+++ TEXTO DE REFERENCIA

4.11.11

Charlie Parker, más allá del mal

"Parker se siente atraído por el mal. Hay algo de mal en él" dice Connolly

Portada Más allá del espejo. Tusquets

John Connolly, creador del detective y expolicía Charlie Parker. foto:Iván Giménez. fuente:papelesperdidos

"Una y otra vez escribo sobre niños que se enfrentan a los problemas del mundo adulto, de adultos que se ven obligados a proteger a los niños del carácter depredador de los mayores, o adultos que se enfrentan a entidades empeñadas en hacerles daño". John Connolly describe así su trabajo en Nocturnes, libro de relatos al que pertenece la novela breve Más allá del espejo (de la que ofrecemos aquí un adelanto además, algunos de los relatos de terror incluidos en la edición en inglés), y de paso condensa en pocas palabras la esencia, obsesiones, fascinaciones y líneas maestras de una literatura que mezcla el terror y lo sobrenatural con lo policíaco, sin olvidarse de un particularísimo sentido del humor.

++++++

(ACTIVIDAD)
Reproduzca el fragmento del texto sobre John Connolly desde "John Connolly, creador" hasta "sentido del humor.", ambos incluidos, y reemplace "novela breve" por "narración breve".

+++ EXTRACTO DE DATOS

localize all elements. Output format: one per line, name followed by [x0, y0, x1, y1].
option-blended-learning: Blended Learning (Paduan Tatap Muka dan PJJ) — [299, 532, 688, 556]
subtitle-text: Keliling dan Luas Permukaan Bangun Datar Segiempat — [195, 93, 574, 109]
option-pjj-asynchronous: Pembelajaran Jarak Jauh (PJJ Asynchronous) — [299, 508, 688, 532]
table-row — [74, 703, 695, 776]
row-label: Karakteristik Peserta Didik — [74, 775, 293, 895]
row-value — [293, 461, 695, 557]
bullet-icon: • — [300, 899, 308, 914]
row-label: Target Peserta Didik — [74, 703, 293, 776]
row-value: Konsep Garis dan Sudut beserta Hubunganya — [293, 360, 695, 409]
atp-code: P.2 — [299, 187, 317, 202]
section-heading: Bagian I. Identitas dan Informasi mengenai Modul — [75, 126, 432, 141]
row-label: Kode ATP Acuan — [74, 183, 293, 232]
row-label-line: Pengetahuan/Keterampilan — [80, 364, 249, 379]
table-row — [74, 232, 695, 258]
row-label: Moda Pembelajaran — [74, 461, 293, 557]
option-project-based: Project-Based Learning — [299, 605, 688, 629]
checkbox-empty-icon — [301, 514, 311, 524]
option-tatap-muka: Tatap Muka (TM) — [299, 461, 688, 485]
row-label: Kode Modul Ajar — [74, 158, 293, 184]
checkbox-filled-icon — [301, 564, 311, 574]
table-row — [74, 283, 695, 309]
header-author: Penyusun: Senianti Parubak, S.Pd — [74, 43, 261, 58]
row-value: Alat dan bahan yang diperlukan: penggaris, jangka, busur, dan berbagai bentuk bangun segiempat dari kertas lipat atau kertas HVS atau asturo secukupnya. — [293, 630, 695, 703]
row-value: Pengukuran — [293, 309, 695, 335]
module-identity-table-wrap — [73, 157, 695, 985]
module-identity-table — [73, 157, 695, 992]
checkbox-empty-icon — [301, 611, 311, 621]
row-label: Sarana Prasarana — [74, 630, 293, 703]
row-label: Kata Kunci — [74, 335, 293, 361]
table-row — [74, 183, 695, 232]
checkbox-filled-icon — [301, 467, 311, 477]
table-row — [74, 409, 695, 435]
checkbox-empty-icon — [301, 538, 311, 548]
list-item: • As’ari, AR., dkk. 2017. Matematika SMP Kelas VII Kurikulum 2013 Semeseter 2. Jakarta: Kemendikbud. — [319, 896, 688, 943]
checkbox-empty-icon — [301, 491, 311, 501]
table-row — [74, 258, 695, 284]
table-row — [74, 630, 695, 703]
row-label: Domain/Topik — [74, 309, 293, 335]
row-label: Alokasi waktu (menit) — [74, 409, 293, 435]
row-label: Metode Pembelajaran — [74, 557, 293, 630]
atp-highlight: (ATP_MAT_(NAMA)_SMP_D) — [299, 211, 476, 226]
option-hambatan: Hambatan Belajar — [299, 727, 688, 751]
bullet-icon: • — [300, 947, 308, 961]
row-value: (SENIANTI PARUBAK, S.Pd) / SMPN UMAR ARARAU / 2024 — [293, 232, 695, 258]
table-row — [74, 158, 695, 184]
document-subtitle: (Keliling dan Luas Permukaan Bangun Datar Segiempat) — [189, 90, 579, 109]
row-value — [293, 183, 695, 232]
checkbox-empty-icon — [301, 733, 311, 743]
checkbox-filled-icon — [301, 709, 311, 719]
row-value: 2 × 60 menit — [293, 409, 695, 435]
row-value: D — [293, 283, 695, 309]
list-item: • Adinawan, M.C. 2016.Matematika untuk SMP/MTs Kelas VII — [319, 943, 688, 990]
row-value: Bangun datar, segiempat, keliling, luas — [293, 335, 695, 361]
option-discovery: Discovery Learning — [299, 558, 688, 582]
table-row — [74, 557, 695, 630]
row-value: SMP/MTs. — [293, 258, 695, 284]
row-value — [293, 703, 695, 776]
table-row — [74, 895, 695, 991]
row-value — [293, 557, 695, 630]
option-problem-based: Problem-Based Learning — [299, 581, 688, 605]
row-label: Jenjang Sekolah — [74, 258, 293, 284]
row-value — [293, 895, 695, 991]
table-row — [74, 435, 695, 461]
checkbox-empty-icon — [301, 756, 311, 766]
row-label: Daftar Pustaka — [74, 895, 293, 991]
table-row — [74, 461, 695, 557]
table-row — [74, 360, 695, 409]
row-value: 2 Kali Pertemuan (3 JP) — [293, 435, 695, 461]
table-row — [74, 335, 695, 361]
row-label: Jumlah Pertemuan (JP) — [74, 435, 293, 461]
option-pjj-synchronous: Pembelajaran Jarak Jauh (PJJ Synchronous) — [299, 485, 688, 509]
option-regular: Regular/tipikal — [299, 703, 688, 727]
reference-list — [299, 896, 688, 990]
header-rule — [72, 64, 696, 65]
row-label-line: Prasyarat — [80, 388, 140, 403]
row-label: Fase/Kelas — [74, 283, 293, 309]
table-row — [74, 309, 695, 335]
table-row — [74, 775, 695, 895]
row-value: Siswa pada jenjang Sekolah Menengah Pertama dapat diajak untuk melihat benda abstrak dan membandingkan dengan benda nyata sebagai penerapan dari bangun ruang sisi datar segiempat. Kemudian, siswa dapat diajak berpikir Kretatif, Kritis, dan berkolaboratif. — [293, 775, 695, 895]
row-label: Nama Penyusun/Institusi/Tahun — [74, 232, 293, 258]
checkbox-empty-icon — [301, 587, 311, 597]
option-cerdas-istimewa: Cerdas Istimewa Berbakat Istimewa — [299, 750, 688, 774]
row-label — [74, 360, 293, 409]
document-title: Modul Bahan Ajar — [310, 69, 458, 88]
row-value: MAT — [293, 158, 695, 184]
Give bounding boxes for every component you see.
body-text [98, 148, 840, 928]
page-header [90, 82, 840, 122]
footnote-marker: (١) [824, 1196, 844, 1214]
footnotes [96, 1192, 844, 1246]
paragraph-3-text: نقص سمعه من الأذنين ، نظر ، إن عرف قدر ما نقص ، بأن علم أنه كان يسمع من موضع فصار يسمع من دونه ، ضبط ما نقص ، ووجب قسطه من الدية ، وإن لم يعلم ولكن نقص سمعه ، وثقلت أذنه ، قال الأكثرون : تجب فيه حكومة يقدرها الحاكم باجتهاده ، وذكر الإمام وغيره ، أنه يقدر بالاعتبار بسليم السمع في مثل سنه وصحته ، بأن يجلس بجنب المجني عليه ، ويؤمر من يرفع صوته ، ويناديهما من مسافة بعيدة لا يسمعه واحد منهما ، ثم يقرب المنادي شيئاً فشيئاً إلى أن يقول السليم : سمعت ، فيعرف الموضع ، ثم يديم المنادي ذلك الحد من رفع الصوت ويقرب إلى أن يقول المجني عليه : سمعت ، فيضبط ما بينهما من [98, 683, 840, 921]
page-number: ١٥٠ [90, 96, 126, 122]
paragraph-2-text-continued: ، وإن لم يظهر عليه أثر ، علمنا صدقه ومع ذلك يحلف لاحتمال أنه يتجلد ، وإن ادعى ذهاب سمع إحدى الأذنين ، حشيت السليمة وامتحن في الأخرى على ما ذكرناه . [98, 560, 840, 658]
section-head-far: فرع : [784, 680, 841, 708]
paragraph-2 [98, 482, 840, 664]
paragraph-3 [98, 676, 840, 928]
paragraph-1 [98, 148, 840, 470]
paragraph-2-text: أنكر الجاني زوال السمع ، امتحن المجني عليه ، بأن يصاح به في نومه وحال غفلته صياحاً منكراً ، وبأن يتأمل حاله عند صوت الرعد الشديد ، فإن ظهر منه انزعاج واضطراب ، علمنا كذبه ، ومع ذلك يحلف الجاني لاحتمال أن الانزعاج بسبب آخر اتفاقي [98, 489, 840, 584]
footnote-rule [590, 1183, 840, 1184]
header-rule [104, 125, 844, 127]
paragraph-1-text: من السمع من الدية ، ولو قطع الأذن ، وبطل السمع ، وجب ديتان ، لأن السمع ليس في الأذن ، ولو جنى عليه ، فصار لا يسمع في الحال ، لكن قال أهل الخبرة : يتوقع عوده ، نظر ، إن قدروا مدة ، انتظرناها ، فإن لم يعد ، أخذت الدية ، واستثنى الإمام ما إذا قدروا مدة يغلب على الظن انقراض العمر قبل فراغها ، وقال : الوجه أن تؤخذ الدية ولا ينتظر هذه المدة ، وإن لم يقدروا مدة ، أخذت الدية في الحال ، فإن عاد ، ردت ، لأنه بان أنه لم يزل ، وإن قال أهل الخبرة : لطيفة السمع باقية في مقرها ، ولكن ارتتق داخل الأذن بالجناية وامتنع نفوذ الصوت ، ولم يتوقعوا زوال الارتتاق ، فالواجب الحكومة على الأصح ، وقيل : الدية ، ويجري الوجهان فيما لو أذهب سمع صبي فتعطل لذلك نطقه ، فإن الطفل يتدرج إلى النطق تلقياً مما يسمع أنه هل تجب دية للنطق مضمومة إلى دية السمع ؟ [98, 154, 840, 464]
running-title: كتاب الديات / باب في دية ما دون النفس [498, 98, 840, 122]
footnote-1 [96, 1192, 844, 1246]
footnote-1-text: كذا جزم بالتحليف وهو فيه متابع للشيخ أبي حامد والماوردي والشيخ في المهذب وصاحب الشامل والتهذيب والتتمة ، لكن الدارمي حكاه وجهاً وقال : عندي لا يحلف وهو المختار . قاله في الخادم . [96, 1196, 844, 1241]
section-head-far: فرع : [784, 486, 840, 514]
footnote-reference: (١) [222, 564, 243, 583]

++++++

(RESULTADO DEL EJERCICIO)
John Connolly, creador del detective y expolicía Charlie Parker. foto:Iván Giménez. fuente:papelesperdidos

"Una y otra vez escribo sobre niños que se enfrentan a los problemas del mundo adulto, de adultos que se ven obligados a proteger a los niños del carácter depredador de los mayores, o adultos que se enfrentan a entidades empeñadas en hacerles daño". John Connolly describe así su trabajo en Nocturnes, libro de relatos al que pertenece la narración breve Más allá del espejo (de la que ofrecemos aquí un adelanto además, algunos de los relatos de terror incluidos en la edición en inglés), y de paso condensa en pocas palabras la esencia, obsesiones, fascinaciones y líneas maestras de una literatura que mezcla el terror y lo sobrenatural con lo policíaco, sin olvidarse de un particularísimo sentido del humor.